> [Поставленные задачи]
A. Какое значение по умолчанию задано параметру «-inmic» во фрагменте с кодом на pocketsphinx?
B. Продолжите фрагмент с кодом на pocketsphinx с того места, где он обрывается.

> [Фрагмент документа]

######

Member 13376650 Ответов: 1

Как изменить это приложение, чтобы отключить ввод из командной строки?


Это исходный код:

#include <stdio.h>
#include <string.h>
#include <assert.h>

#if defined(_WIN32) && !defined(__CYGWIN__)
#include <windows.h>
#else
#include <sys/select.h>
#endif

#include <sphinxbase/err.h>
#include <sphinxbase/ad.h>

#include "pocketsphinx.h"

static const arg_t cont_args_def[] = {
    POCKETSPHINX_OPTIONS,
    /* Argument file. */
    {"-argfile",
     ARG_STRING,
     NULL,
     "Argument file giving extra arguments."},
    {"-adcdev",
     ARG_STRING,
     NULL,
     "Name of audio device to use for input."},
    {"-infile",
     ARG_STRING,
     NULL,
     "Audio file to transcribe."},
    {"-inmic",
     ARG_BOOLEAN,
     "no",
     "Transcribe audio from microphone."},
    {"-time",
     ARG_BOOLEAN,
     "no",
     "Print word times in file transcription."},
    CMDLN_EMPTY_OPTION
};

static ps_decoder_t *ps;
static cmd_ln_t *config;
static FILE *rawfd;

static void
print_word_times()

######

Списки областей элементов

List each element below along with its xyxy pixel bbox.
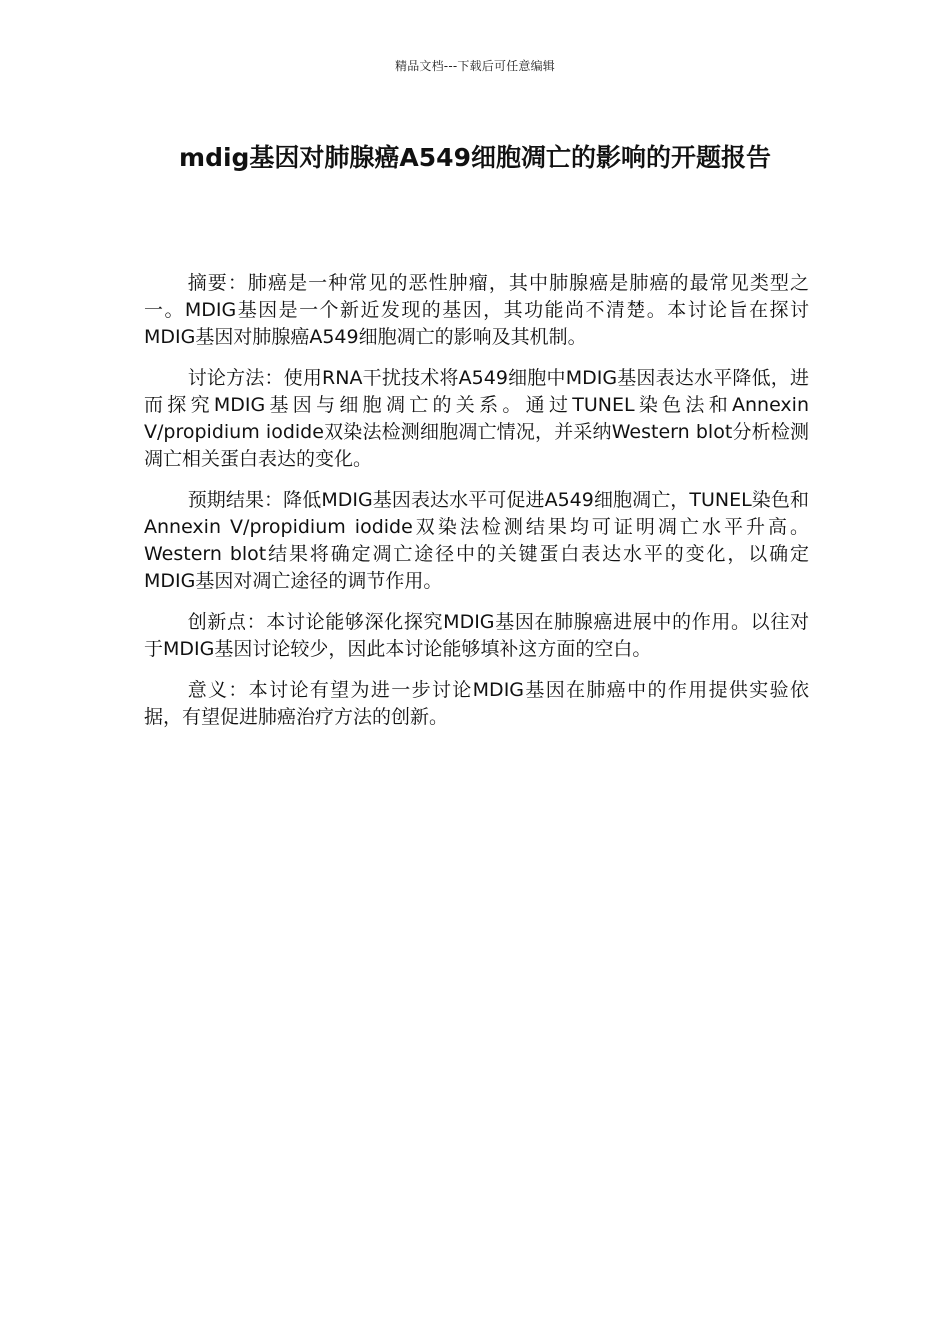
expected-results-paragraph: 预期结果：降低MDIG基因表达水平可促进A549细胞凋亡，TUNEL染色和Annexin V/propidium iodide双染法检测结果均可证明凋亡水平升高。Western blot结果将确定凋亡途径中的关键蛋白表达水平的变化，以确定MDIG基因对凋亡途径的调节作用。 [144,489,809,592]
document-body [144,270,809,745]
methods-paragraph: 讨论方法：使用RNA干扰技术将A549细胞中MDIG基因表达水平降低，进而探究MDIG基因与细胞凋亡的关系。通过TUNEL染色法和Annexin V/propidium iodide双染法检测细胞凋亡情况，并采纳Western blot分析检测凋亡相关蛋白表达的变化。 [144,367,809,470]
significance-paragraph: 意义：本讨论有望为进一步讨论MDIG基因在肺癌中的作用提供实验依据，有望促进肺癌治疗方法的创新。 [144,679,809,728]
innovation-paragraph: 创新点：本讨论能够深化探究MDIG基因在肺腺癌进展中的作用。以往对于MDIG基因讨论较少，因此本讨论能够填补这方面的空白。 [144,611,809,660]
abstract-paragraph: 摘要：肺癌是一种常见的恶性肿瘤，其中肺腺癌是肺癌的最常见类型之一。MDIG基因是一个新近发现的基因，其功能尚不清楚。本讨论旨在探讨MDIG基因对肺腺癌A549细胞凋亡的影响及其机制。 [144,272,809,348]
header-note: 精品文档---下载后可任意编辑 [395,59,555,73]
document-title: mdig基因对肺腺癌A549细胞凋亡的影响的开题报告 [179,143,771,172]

######

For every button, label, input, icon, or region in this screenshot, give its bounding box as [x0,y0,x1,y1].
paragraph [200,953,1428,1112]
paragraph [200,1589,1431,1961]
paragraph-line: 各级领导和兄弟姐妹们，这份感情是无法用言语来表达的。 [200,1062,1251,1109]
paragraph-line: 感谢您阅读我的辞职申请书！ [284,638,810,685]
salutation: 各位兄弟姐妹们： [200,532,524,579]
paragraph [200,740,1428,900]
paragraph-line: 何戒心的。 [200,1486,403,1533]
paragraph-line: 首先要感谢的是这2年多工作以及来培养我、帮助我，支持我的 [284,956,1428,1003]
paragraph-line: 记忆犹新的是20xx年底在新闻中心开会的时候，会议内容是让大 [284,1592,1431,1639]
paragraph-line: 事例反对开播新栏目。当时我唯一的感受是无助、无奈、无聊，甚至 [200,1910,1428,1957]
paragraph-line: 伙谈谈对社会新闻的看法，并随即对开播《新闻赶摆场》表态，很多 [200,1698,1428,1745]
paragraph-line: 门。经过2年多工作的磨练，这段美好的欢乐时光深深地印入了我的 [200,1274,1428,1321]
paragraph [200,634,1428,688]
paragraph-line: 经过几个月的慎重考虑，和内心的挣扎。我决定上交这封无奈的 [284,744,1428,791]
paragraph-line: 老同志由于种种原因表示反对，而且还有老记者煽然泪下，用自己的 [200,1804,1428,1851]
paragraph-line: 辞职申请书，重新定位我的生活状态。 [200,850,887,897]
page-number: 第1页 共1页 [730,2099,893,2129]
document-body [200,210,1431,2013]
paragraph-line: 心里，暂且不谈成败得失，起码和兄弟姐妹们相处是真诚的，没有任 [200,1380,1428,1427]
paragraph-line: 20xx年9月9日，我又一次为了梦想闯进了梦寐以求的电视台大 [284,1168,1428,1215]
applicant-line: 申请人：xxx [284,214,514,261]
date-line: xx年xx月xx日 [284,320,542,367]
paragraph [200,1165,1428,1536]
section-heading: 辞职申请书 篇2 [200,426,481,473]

######

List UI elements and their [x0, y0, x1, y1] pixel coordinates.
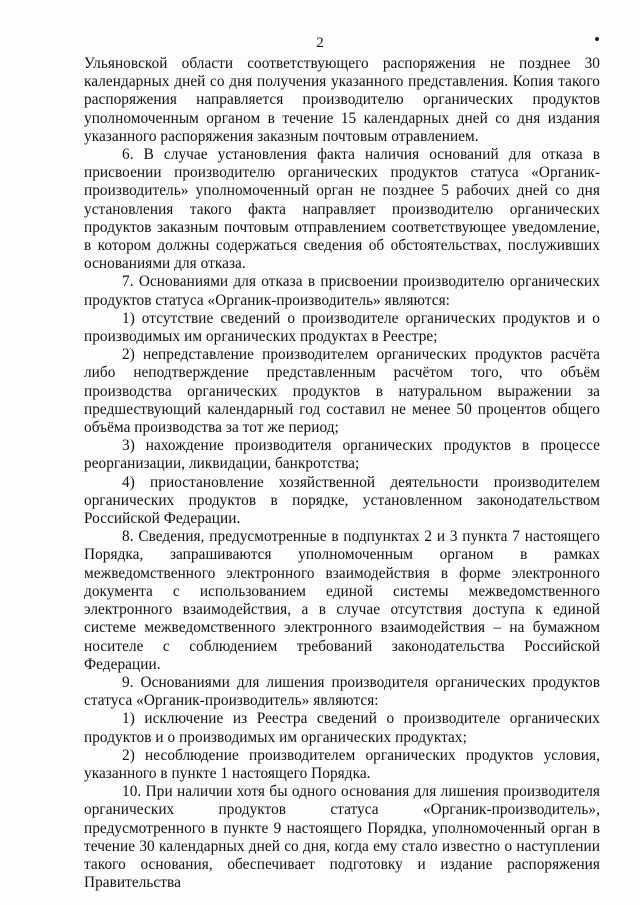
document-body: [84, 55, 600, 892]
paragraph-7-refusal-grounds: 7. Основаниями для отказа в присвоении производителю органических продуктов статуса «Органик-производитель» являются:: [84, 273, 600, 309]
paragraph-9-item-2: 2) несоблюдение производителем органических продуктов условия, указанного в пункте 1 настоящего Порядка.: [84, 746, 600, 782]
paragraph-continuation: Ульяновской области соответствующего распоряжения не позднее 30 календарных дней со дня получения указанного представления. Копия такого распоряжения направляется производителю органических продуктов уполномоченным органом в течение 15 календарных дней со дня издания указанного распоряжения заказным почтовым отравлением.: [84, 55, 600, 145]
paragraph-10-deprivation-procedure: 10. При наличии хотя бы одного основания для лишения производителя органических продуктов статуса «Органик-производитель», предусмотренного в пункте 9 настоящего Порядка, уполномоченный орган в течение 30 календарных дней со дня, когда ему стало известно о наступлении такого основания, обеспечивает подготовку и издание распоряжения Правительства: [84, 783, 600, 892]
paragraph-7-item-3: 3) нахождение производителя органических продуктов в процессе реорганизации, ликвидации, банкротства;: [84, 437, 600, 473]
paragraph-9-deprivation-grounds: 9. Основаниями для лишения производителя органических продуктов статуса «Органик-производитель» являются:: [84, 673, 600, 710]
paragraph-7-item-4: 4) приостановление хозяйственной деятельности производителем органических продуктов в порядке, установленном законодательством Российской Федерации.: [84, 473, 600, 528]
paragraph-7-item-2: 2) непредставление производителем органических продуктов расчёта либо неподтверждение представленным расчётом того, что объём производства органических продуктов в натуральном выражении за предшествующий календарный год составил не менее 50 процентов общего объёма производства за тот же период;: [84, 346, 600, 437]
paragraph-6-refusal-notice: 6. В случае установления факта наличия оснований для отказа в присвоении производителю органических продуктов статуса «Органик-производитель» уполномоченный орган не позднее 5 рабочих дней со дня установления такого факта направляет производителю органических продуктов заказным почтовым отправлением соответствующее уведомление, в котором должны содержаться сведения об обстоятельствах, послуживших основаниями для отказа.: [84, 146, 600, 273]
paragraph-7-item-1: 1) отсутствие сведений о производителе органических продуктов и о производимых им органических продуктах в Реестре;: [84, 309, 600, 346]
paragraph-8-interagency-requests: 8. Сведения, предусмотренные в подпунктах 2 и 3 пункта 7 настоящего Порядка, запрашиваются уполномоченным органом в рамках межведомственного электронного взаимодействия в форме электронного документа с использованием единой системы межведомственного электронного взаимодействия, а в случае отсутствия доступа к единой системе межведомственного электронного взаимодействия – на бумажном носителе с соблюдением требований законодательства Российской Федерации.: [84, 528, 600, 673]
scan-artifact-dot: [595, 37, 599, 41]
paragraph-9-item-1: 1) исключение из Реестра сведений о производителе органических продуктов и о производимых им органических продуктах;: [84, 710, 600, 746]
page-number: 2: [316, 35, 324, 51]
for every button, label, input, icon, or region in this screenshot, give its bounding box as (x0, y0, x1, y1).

######

> [Результаты по задачам]
A. Параметру «-inmic» по умолчанию задано значение «no».

B.
{
    int frame_rate = cmd_ln_int32_r(config, "-frate");
    ps_seg_t *iter = ps_seg_iter(ps);
    while (iter != NULL) {
        int32 sf, ef, pprob;
        float conf;

        ps_seg_frames(iter, &sf, &ef);
        pprob = ps_seg_prob(iter, NULL, NULL, NULL);
        conf = logmath_exp(ps_get_logmath(ps), pprob);
        printf("%s %.3f %.3f %f\n", ps_seg_word(iter), ((float)sf / frame_rate),
               ((float) ef / frame_rate), conf);
        iter = ps_seg_next(iter);
    }
}

static int
check_wav_header(char *header, int expected_sr)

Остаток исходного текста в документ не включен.